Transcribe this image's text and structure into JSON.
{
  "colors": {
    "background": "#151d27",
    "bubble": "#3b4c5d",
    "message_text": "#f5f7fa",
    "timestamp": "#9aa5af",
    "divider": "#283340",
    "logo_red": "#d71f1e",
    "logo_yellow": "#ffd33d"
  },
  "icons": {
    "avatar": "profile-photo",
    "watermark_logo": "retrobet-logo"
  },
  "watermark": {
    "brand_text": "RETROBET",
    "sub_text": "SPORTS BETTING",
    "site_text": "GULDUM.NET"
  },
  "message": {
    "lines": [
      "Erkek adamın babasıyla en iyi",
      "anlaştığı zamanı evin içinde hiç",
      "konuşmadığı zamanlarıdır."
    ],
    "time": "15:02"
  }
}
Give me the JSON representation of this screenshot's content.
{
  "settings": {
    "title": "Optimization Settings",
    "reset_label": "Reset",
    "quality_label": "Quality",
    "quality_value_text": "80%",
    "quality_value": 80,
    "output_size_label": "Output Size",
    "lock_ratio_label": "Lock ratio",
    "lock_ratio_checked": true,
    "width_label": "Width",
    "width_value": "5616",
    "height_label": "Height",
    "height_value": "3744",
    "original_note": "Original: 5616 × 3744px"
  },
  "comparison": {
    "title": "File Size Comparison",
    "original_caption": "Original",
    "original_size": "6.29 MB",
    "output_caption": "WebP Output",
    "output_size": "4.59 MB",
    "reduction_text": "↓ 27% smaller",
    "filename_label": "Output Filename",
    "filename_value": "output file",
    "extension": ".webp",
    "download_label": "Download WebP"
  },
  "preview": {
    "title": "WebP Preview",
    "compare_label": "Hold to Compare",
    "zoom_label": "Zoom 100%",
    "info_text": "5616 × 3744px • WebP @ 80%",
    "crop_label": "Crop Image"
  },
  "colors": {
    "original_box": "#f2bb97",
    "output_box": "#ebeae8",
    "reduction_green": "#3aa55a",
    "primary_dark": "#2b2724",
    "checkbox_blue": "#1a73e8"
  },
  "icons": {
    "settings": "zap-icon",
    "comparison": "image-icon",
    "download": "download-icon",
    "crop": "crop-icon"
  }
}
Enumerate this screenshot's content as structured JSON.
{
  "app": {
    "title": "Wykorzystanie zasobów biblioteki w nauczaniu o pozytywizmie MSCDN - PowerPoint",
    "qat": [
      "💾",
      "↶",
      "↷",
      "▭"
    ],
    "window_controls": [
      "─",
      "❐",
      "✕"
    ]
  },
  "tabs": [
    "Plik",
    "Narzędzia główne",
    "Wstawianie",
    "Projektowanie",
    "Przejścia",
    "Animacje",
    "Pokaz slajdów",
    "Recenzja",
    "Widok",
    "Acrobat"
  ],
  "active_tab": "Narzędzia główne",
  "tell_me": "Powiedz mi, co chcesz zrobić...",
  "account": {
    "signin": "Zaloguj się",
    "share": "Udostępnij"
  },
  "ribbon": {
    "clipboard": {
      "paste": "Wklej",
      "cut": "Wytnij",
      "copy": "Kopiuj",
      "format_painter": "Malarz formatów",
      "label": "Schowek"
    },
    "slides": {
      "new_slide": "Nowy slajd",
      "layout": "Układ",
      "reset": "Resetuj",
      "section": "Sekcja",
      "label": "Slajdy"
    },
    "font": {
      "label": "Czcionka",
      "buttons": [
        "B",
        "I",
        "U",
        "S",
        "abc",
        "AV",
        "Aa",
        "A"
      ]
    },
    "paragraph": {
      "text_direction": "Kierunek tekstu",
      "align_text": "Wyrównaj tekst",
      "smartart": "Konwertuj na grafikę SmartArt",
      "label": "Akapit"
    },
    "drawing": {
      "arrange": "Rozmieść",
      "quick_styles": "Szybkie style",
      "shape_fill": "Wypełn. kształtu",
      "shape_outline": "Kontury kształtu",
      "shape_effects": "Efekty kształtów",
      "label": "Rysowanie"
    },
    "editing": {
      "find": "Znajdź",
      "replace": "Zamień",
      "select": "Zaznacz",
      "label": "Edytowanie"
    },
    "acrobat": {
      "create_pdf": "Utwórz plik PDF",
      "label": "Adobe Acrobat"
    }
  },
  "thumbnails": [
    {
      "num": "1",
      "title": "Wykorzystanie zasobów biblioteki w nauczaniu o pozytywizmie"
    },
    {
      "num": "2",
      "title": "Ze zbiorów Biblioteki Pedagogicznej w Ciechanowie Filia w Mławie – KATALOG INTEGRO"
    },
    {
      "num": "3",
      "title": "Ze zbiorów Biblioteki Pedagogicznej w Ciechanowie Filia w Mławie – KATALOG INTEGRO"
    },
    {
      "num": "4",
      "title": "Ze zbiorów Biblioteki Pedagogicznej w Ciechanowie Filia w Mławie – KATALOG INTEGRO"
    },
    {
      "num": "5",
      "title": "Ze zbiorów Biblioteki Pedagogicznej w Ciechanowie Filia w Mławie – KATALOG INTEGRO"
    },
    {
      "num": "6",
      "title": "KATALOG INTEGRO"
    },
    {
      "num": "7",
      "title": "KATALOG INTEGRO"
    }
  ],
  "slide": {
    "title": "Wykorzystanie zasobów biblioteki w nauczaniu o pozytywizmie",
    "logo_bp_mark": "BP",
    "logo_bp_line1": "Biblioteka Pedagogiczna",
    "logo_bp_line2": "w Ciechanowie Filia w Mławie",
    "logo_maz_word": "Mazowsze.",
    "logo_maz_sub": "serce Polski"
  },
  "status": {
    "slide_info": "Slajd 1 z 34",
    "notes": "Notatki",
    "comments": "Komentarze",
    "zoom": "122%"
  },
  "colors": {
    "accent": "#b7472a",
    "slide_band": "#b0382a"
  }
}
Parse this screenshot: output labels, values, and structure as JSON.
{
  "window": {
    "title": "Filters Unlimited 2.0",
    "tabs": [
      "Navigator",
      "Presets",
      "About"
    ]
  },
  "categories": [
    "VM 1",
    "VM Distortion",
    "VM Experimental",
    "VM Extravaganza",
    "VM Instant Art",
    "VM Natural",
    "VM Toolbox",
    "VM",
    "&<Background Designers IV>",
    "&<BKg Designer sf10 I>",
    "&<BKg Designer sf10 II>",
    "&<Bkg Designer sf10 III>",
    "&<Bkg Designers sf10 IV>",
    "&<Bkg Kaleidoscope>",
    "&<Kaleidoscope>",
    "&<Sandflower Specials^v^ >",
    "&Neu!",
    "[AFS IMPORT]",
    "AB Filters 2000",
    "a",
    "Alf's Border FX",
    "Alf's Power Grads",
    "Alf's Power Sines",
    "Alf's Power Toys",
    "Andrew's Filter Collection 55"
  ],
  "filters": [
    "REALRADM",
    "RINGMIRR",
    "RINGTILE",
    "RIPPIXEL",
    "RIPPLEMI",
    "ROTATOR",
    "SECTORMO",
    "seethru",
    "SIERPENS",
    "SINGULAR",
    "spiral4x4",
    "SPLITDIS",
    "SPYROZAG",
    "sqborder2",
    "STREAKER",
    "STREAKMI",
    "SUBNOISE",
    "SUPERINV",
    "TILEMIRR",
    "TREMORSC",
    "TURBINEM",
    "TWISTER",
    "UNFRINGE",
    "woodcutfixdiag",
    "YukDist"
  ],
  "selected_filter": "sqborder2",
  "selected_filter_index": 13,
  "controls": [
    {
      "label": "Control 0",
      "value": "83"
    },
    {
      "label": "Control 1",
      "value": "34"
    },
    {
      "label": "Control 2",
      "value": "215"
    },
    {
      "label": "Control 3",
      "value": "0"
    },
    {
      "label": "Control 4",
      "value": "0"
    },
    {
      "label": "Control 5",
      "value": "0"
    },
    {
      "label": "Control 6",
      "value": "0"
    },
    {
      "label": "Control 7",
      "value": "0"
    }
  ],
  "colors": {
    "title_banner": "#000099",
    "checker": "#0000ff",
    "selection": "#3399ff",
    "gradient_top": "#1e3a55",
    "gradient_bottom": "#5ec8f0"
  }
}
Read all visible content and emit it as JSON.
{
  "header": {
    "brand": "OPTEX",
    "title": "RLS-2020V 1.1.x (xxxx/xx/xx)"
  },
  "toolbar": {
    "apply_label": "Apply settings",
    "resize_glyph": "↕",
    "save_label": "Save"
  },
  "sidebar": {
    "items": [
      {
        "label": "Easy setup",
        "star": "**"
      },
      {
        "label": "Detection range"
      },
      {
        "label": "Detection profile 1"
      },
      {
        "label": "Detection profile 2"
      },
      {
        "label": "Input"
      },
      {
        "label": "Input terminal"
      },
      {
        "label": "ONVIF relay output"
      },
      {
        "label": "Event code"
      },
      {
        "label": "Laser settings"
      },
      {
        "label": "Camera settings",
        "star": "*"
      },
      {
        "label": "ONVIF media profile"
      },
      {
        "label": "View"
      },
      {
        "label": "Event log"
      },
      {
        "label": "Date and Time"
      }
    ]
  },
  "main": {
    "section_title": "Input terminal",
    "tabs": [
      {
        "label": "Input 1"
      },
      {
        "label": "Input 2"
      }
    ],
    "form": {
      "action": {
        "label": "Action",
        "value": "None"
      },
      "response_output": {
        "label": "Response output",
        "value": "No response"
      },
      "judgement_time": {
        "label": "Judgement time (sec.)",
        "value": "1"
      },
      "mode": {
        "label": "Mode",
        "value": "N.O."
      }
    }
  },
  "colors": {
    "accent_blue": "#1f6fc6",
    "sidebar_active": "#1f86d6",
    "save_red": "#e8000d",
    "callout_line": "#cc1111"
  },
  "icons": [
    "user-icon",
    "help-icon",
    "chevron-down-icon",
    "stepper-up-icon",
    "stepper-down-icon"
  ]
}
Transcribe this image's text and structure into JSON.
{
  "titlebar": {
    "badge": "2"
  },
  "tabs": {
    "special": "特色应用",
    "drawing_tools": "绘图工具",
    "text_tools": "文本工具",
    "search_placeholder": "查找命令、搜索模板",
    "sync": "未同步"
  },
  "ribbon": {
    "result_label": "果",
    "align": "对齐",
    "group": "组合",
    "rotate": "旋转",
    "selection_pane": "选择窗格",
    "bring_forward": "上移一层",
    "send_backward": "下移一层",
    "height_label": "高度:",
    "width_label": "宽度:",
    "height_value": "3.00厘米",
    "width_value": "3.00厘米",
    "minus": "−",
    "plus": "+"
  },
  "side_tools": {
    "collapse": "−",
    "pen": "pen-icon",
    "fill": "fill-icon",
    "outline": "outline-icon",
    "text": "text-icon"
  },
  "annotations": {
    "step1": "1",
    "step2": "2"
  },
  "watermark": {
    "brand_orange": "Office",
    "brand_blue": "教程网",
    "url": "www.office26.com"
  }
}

TO BE DONE - Search the data above for the string "this" and copy each line that has it.

TASK RESULT -
Transcribe this image's text and structure into JSON.
Give me the JSON representation of this screenshot's content.
Enumerate this screenshot's content as structured JSON.
Parse this screenshot: output labels, values, and structure as JSON.
Transcribe this image's text and structure into JSON.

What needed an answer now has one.